## Data section
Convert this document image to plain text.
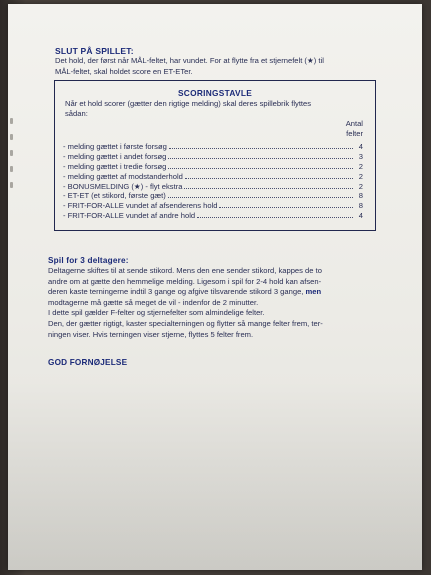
SLUT PÅ SPILLET:

Det hold, der først når MÅL-feltet, har vundet. For at flytte fra et stjernefelt (★) til

MÅL-feltet, skal holdet score en ET-ETer.

SCORINGSTAVLE

Når et hold scorer (gætter den rigtige melding) skal deres spillebrik flyttes

sådan:

Antal

felter

- melding gættet i første forsøg	4
- melding gættet i andet forsøg	3
- melding gættet i tredie forsøg	2
- melding gættet af modstanderhold	2
- BONUSMELDING (★) - flyt ekstra	2
- ET-ET (et stikord, første gæt)	8
- FRIT-FOR-ALLE vundet af afsenderens hold	8
- FRIT-FOR-ALLE vundet af andre hold	4
Spil for 3 deltagere:

Deltagerne skiftes til at sende stikord. Mens den ene sender stikord, kappes de to

andre om at gætte den hemmelige melding. Ligesom i spil for 2-4 hold kan afsen-

deren kaste terningerne indtil 3 gange og afgive tilsvarende stikord 3 gange, men

modtagerne må gætte så meget de vil - indenfor de 2 minutter.

I dette spil gælder F-felter og stjernefelter som almindelige felter.

Den, der gætter rigtigt, kaster specialterningen og flytter så mange felter frem, ter-

ningen viser. Hvis terningen viser stjerne, flyttes 5 felter frem.

GOD FORNØJELSE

## What to work on
Retype the data above exactly; pictures are not part of the copy.

## Task solution
Convert this document image to plain text.
SLUT PÅ SPILLET:

Det hold, der først når MÅL-feltet, har vundet. For at flytte fra et stjernefelt (★) til

MÅL-feltet, skal holdet score en ET-ETer.

SCORINGSTAVLE

Når et hold scorer (gætter den rigtige melding) skal deres spillebrik flyttes

sådan:

Antal

felter

- melding gættet i første forsøg	4
- melding gættet i andet forsøg	3
- melding gættet i tredie forsøg	2
- melding gættet af modstanderhold	2
- BONUSMELDING (★) - flyt ekstra	2
- ET-ET (et stikord, første gæt)	8
- FRIT-FOR-ALLE vundet af afsenderens hold	8
- FRIT-FOR-ALLE vundet af andre hold	4
Spil for 3 deltagere:

Deltagerne skiftes til at sende stikord. Mens den ene sender stikord, kappes de to

andre om at gætte den hemmelige melding. Ligesom i spil for 2-4 hold kan afsen-

deren kaste terningerne indtil 3 gange og afgive tilsvarende stikord 3 gange, men

modtagerne må gætte så meget de vil - indenfor de 2 minutter.

I dette spil gælder F-felter og stjernefelter som almindelige felter.

Den, der gætter rigtigt, kaster specialterningen og flytter så mange felter frem, ter-

ningen viser. Hvis terningen viser stjerne, flyttes 5 felter frem.

GOD FORNØJELSE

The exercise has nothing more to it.